Requirement ▸ Restate, word for word, every line of the data.

Data extract ▸

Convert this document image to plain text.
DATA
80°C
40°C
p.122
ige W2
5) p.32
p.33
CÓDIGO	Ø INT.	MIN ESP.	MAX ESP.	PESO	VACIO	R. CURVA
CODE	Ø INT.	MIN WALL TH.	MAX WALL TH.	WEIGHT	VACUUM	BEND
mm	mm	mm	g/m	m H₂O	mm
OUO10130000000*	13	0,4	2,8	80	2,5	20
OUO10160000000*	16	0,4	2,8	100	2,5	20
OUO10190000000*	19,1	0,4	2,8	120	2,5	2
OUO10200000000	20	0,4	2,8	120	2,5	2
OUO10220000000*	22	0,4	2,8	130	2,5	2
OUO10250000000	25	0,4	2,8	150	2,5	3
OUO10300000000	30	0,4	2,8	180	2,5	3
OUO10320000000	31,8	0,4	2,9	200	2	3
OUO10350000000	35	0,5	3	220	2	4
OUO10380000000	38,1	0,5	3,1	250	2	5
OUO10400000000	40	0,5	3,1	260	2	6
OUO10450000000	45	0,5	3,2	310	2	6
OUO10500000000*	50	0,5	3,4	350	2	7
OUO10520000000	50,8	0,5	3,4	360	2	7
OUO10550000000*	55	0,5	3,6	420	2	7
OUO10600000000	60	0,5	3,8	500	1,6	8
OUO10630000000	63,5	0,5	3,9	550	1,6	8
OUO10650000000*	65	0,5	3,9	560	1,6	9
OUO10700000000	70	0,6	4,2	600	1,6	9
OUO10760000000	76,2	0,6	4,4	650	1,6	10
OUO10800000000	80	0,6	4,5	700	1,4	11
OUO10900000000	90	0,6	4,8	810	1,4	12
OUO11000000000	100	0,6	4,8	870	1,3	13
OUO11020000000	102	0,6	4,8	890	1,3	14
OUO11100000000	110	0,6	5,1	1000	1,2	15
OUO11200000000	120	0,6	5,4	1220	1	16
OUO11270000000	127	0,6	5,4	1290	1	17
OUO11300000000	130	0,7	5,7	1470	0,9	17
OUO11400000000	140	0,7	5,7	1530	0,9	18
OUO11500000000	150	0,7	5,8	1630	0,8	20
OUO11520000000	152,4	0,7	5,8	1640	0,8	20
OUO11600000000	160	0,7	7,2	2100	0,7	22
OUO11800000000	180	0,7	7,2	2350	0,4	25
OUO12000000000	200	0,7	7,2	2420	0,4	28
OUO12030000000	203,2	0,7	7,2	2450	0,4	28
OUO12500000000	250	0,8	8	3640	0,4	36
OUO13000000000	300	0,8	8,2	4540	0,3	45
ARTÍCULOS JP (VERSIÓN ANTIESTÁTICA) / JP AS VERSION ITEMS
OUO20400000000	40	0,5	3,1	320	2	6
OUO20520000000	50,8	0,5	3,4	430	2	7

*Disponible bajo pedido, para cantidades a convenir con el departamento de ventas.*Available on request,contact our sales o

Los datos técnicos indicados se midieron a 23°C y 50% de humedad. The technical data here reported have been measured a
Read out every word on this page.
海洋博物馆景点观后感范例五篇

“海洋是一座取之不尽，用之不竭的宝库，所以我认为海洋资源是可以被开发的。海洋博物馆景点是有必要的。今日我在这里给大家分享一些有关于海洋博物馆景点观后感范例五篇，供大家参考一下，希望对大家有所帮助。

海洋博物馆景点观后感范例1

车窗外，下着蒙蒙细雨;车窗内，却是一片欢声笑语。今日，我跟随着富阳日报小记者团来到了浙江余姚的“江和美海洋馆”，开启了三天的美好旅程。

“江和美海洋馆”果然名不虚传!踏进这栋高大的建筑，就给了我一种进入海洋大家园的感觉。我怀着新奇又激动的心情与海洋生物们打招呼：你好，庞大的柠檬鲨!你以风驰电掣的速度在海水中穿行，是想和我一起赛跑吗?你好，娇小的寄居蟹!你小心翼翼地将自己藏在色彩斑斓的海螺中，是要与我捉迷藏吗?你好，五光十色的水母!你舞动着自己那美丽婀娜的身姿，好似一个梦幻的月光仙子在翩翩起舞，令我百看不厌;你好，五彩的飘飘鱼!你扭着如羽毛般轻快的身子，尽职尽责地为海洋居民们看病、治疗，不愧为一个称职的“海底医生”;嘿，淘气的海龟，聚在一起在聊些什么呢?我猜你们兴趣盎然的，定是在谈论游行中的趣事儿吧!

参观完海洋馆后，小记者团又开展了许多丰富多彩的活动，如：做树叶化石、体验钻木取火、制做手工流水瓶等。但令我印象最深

Task answer ▸
Convert this document image to plain text.
DATA
80°C
40°C
p.122
ige W2
5) p.32
p.33
CÓDIGO	Ø INT.	MIN ESP.	MAX ESP.	PESO	VACIO	R. CURVA
CODE	Ø INT.	MIN WALL TH.	MAX WALL TH.	WEIGHT	VACUUM	BEND
mm	mm	mm	g/m	m H₂O	mm
OUO10130000000*	13	0,4	2,8	80	2,5	20
OUO10160000000*	16	0,4	2,8	100	2,5	20
OUO10190000000*	19,1	0,4	2,8	120	2,5	2
OUO10200000000	20	0,4	2,8	120	2,5	2
OUO10220000000*	22	0,4	2,8	130	2,5	2
OUO10250000000	25	0,4	2,8	150	2,5	3
OUO10300000000	30	0,4	2,8	180	2,5	3
OUO10320000000	31,8	0,4	2,9	200	2	3
OUO10350000000	35	0,5	3	220	2	4
OUO10380000000	38,1	0,5	3,1	250	2	5
OUO10400000000	40	0,5	3,1	260	2	6
OUO10450000000	45	0,5	3,2	310	2	6
OUO10500000000*	50	0,5	3,4	350	2	7
OUO10520000000	50,8	0,5	3,4	360	2	7
OUO10550000000*	55	0,5	3,6	420	2	7
OUO10600000000	60	0,5	3,8	500	1,6	8
OUO10630000000	63,5	0,5	3,9	550	1,6	8
OUO10650000000*	65	0,5	3,9	560	1,6	9
OUO10700000000	70	0,6	4,2	600	1,6	9
OUO10760000000	76,2	0,6	4,4	650	1,6	10
OUO10800000000	80	0,6	4,5	700	1,4	11
OUO10900000000	90	0,6	4,8	810	1,4	12
OUO11000000000	100	0,6	4,8	870	1,3	13
OUO11020000000	102	0,6	4,8	890	1,3	14
OUO11100000000	110	0,6	5,1	1000	1,2	15
OUO11200000000	120	0,6	5,4	1220	1	16
OUO11270000000	127	0,6	5,4	1290	1	17
OUO11300000000	130	0,7	5,7	1470	0,9	17
OUO11400000000	140	0,7	5,7	1530	0,9	18
OUO11500000000	150	0,7	5,8	1630	0,8	20
OUO11520000000	152,4	0,7	5,8	1640	0,8	20
OUO11600000000	160	0,7	7,2	2100	0,7	22
OUO11800000000	180	0,7	7,2	2350	0,4	25
OUO12000000000	200	0,7	7,2	2420	0,4	28
OUO12030000000	203,2	0,7	7,2	2450	0,4	28
OUO12500000000	250	0,8	8	3640	0,4	36
OUO13000000000	300	0,8	8,2	4540	0,3	45
ARTÍCULOS JP (VERSIÓN ANTIESTÁTICA) / JP AS VERSION ITEMS
OUO20400000000	40	0,5	3,1	320	2	6
OUO20520000000	50,8	0,5	3,4	430	2	7

*Disponible bajo pedido, para cantidades a convenir con el departamento de ventas.*Available on request,contact our sales o

Los datos técnicos indicados se midieron a 23°C y 50% de humedad. The technical data here reported have been measured a
Read out every word on this page.
海洋博物馆景点观后感范例五篇

“海洋是一座取之不尽，用之不竭的宝库，所以我认为海洋资源是可以被开发的。海洋博物馆景点是有必要的。今日我在这里给大家分享一些有关于海洋博物馆景点观后感范例五篇，供大家参考一下，希望对大家有所帮助。

海洋博物馆景点观后感范例1

车窗外，下着蒙蒙细雨;车窗内，却是一片欢声笑语。今日，我跟随着富阳日报小记者团来到了浙江余姚的“江和美海洋馆”，开启了三天的美好旅程。

“江和美海洋馆”果然名不虚传!踏进这栋高大的建筑，就给了我一种进入海洋大家园的感觉。我怀着新奇又激动的心情与海洋生物们打招呼：你好，庞大的柠檬鲨!你以风驰电掣的速度在海水中穿行，是想和我一起赛跑吗?你好，娇小的寄居蟹!你小心翼翼地将自己藏在色彩斑斓的海螺中，是要与我捉迷藏吗?你好，五光十色的水母!你舞动着自己那美丽婀娜的身姿，好似一个梦幻的月光仙子在翩翩起舞，令我百看不厌;你好，五彩的飘飘鱼!你扭着如羽毛般轻快的身子，尽职尽责地为海洋居民们看病、治疗，不愧为一个称职的“海底医生”;嘿，淘气的海龟，聚在一起在聊些什么呢?我猜你们兴趣盎然的，定是在谈论游行中的趣事儿吧!

参观完海洋馆后，小记者团又开展了许多丰富多彩的活动，如：做树叶化石、体验钻木取火、制做手工流水瓶等。但令我印象最深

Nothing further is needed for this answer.